Driving on petrol on the 7km open road stretch between my home and city then switch to EV for tooling around for any distance at 50kmh was certainly a sound logic, but one I undermined twice by neglecting to wean off the battery and re-engage the engine for the reverse run, which includes a big hill that certainly sapped the battery, to the point where once I managed to get deplete it to 18 percent. Nothing a home recharge couldn’t fix, right? Yup, it did …. 14 hours later.
The ideal is to fast charge, which the car accepts, but the challenge is finding a facility for this, cos a change from the old PHEV is the update to a Type Two plug. All our local free public rechargers are configured for the earlier type; the sole local ChargeNet one (which is friendly) was always in use (I had better luck with the BMW i3s) and though my town has more Tesla Superchargers than Tesla cars, they’re no good to anything else. My last hook-up, at Toyota NZ headquarters, didn’t go brilliantly cos I mis-interpreted how to make their charger work. In fairness, the national boss who tried to help me sort this was also left shrugging his shoulders.
Overall? It does what it says on the box, and seems quite good money. The extra weight over the regular Prius brings pros and cons but, hey, it’s never been touted as a performance car.
But in this format, it really has stepped up significantly. Toyota assuredly will progressively deliver more vehicles with this kind of drivetrain and it’ll be great to see a PHEV setup in, say, a RAV4 or Highlander one day. In the meantime, this model at least gets the country’s biggest brand properly onto the electric highway.
You could do worse.
BEYOND all the usual styling and content revision expectations, several factors have come to the fore with the midlife of Munich’s front-line electric car: It’s more ‘electric’ – to the point where the fully EV flagship ‘s’ (for sports) is now the lead proposal – and more expensive.
The options-enhanced car on test valuing at $92,640 seems incredibly difficult to pitch as any kind of value at all, really. I accept lithium ion battery operability doesn’t come cheap, not least in this latest 94aH format. Yet that’s basically a 320i xDrive Touring and just small change short of a 428i Coupe! Rip out the options – and I’d easily eschew the vivid blue seatbelts, oak wood inlays, the swank Harmon Kardon stereo if not the Apple CarPlay – and it’s still a mid-$80k proposition. And you wonder why they struggle to sell these things, right?
Still, if you’ve got the coin and are comfortable with knowing there probably aren’t enough years left in your motoring life to offset the premium with potential petrol stop savings then … well, you could do worse, frankly.
As bonkers as the sticker (and, let’s face it, the styling too) seems, you’ve got to hand it to BMW, insofar as engineering goes, this is one fantastic engineering achievement, still hailed by tear-down experts as the best packaged, most thought-out EV ever. A shape that definitely stands out for whacky boldness doesn’t seem to have lost its shine or capacity to win attention.
::::
* **PROMPT A**
Reproduce the rows starting with the one that contains "сложившейся застройки; xyxy=(785,310,1162,352)" and going on through the one that contains "notes-title: Примечания: xyxy=(785,287,886,306)", both included.
The text and the rows that follow have no connection to each other.
::::
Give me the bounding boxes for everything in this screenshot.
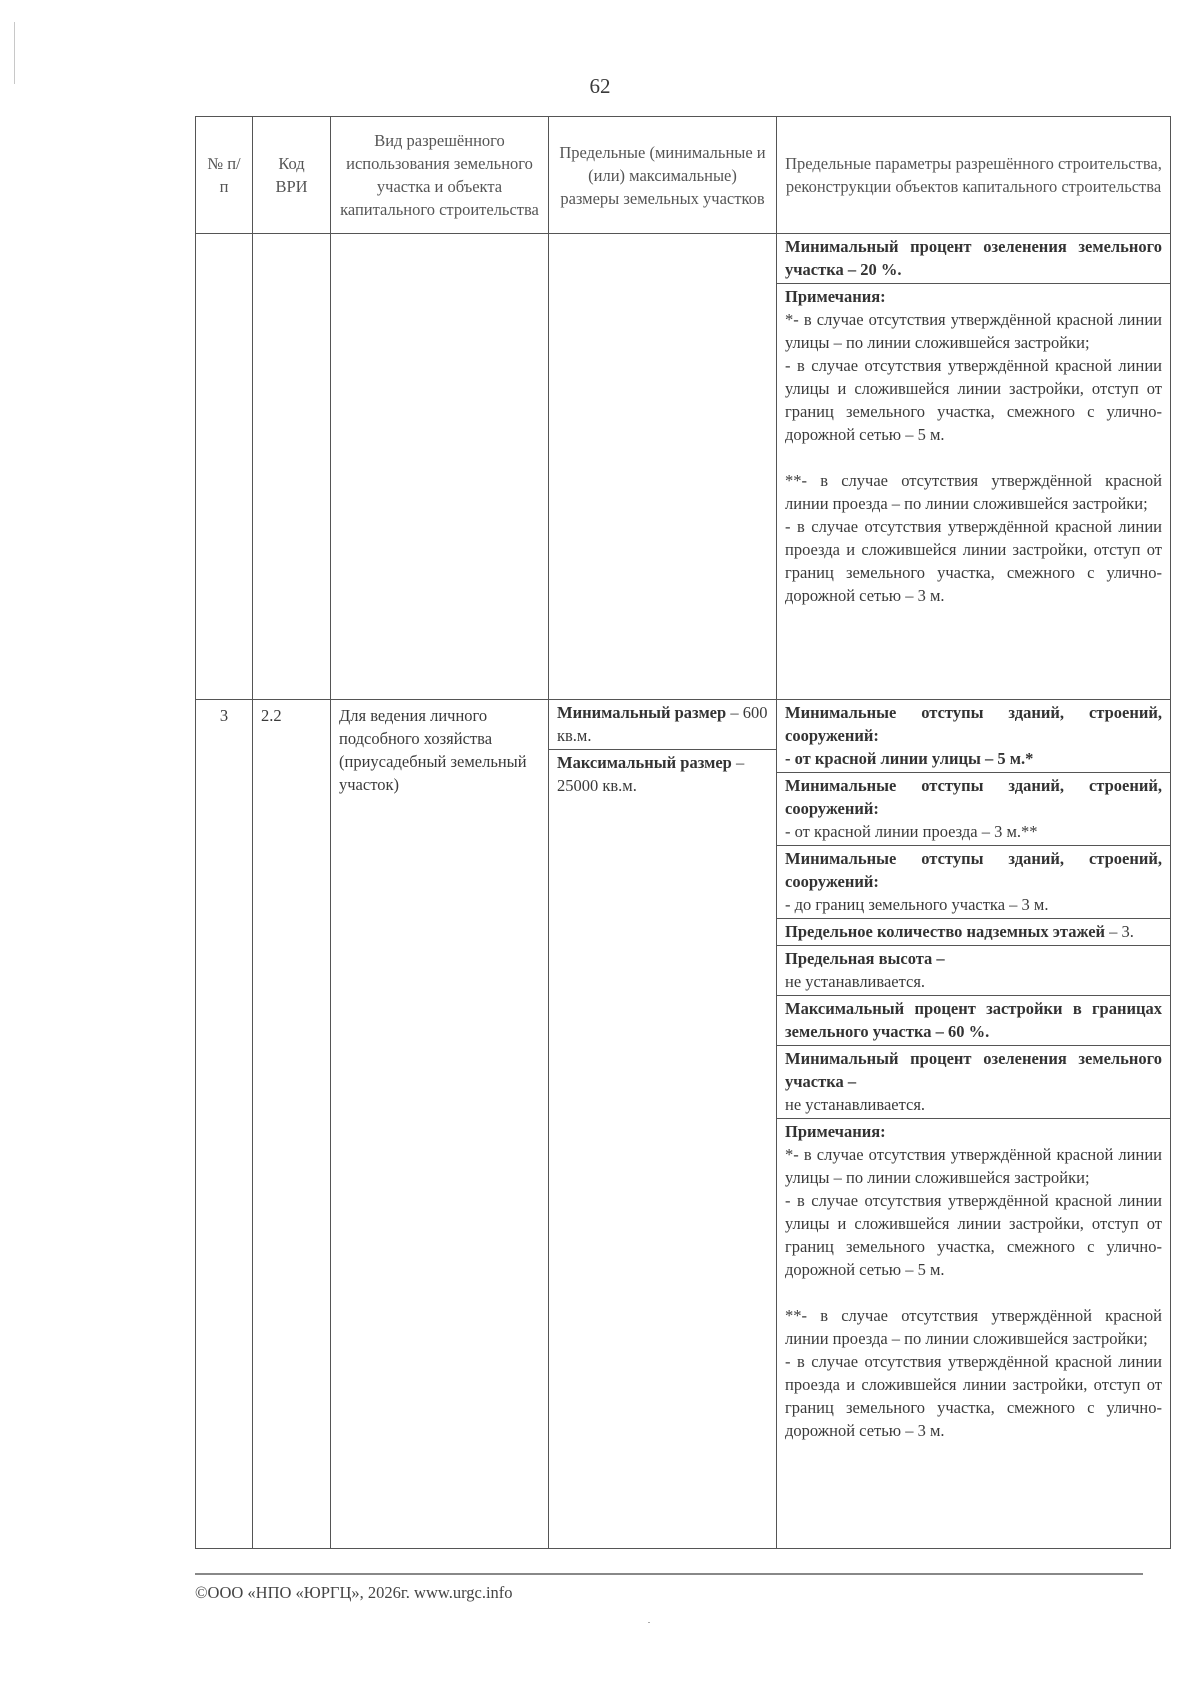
note-item: *- в случае отсутствия утверждённой красной линии улицы – по линии сложившейся застройки; xyxy=(785,310,1162,352)
note-item: **- в случае отсутствия утверждённой красной линии проезда – по линии сложившейся застройки; xyxy=(785,471,1162,513)
header-plot-sizes: Предельные (минимальные и (или) максимальные) размеры земельных участков xyxy=(549,117,777,234)
param-setback-boundary: Минимальные отступы зданий, строений, сооружений: - до границ земельного участка – 3 м. xyxy=(777,846,1170,919)
size-min: Минимальный размер – 600 кв.м. xyxy=(549,700,776,750)
notes-title: Примечания: xyxy=(785,287,886,306)
note-item: *- в случае отсутствия утверждённой красной линии улицы – по линии сложившейся застройки; xyxy=(785,1145,1162,1187)
param-setback-street: Минимальные отступы зданий, строений, сооружений: - от красной линии улицы – 5 м.* xyxy=(777,700,1170,773)
note-item: - в случае отсутствия утверждённой красной линии проезда и сложившейся линии застройки, отступ от границ земельного участка, смежного с улично-дорожной сетью – 3 м. xyxy=(785,517,1162,605)
notes-block xyxy=(777,284,1170,699)
header-permitted-use: Вид разрешённого использования земельного участка и объекта капитального строительства xyxy=(331,117,549,234)
note-item: - в случае отсутствия утверждённой красной линии улицы и сложившейся линии застройки, отступ от границ земельного участка, смежного с улично-дорожной сетью – 5 м. xyxy=(785,356,1162,444)
footer-copyright: ©ООО «НПО «ЮРГЦ», 2026г. www.urgc.info xyxy=(195,1583,513,1602)
note-item: - в случае отсутствия утверждённой красной линии проезда и сложившейся линии застройки, отступ от границ земельного участка, смежного с улично-дорожной сетью – 3 м. xyxy=(785,1352,1162,1440)
zoning-regulations-table xyxy=(195,116,1171,1549)
scan-speck xyxy=(648,1622,650,1623)
param-floors: Предельное количество надземных этажей – 3. xyxy=(777,919,1170,946)
footer-divider xyxy=(195,1573,1143,1575)
param-build-percent: Максимальный процент застройки в границах земельного участка – 60 %. xyxy=(777,996,1170,1046)
note-item: **- в случае отсутствия утверждённой красной линии проезда – по линии сложившейся застройки; xyxy=(785,1306,1162,1348)
header-code: Код ВРИ xyxy=(253,117,331,234)
row-code: 2.2 xyxy=(253,700,331,1549)
header-construction-parameters: Предельные параметры разрешённого строительства, реконструкции объектов капитального строительства xyxy=(777,117,1171,234)
param-setback-driveway: Минимальные отступы зданий, строений, сооружений: - от красной линии проезда – 3 м.** xyxy=(777,773,1170,846)
table-row-continued xyxy=(196,234,1171,700)
notes-block xyxy=(777,1119,1170,1548)
page-number: 62 xyxy=(589,74,611,98)
param-green-percent: Минимальный процент озеленения земельного участка – не устанавливается. xyxy=(777,1046,1170,1119)
size-max: Максимальный размер – 25000 кв.м. xyxy=(557,753,745,795)
row-permitted-use: Для ведения личного подсобного хозяйства (приусадебный земельный участок) xyxy=(331,700,549,1549)
param-height: Предельная высота – не устанавливается. xyxy=(777,946,1170,996)
note-item: - в случае отсутствия утверждённой красной линии улицы и сложившейся линии застройки, отступ от границ земельного участка, смежного с улично-дорожной сетью – 5 м. xyxy=(785,1191,1162,1279)
header-number: № п/п xyxy=(196,117,253,234)
param-green-percent: Минимальный процент озеленения земельного участка – 20 %. xyxy=(777,234,1170,284)
notes-title: Примечания: xyxy=(785,1122,886,1141)
table-row-3 xyxy=(196,700,1171,1549)
table-header-row xyxy=(196,117,1171,234)
row-number: 3 xyxy=(196,700,253,1549)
::::
* **PROMPT B**
Based on the car review, state whether each statement agrees with it, answering yes or no and quoting the deciding words: (i) The options-enhanced test car was valued at $92,640. (ii) The writer's town has more Tesla Superchargers than Tesla cars. (iii) All the local free public rechargers are configured for the Type Two plug.

* **EXERCISE SOLUTION A**
note-item: *- в случае отсутствия утверждённой красной линии улицы – по линии сложившейся застройки; xyxy=(785,310,1162,352)
note-item: **- в случае отсутствия утверждённой красной линии проезда – по линии сложившейся застройки; xyxy=(785,471,1162,513)
header-plot-sizes: Предельные (минимальные и (или) максимальные) размеры земельных участков xyxy=(549,117,777,234)
param-setback-boundary: Минимальные отступы зданий, строений, сооружений: - до границ земельного участка – 3 м. xyxy=(777,846,1170,919)
size-min: Минимальный размер – 600 кв.м. xyxy=(549,700,776,750)
notes-title: Примечания: xyxy=(785,287,886,306)

* **EXERCISE SOLUTION B**
(i) Yes: "The options-enhanced car on test valuing at $92,640"
(ii) Yes: "my town has more Tesla Superchargers than Tesla cars"
(iii) No: "All our local free public rechargers are configured for the earlier type"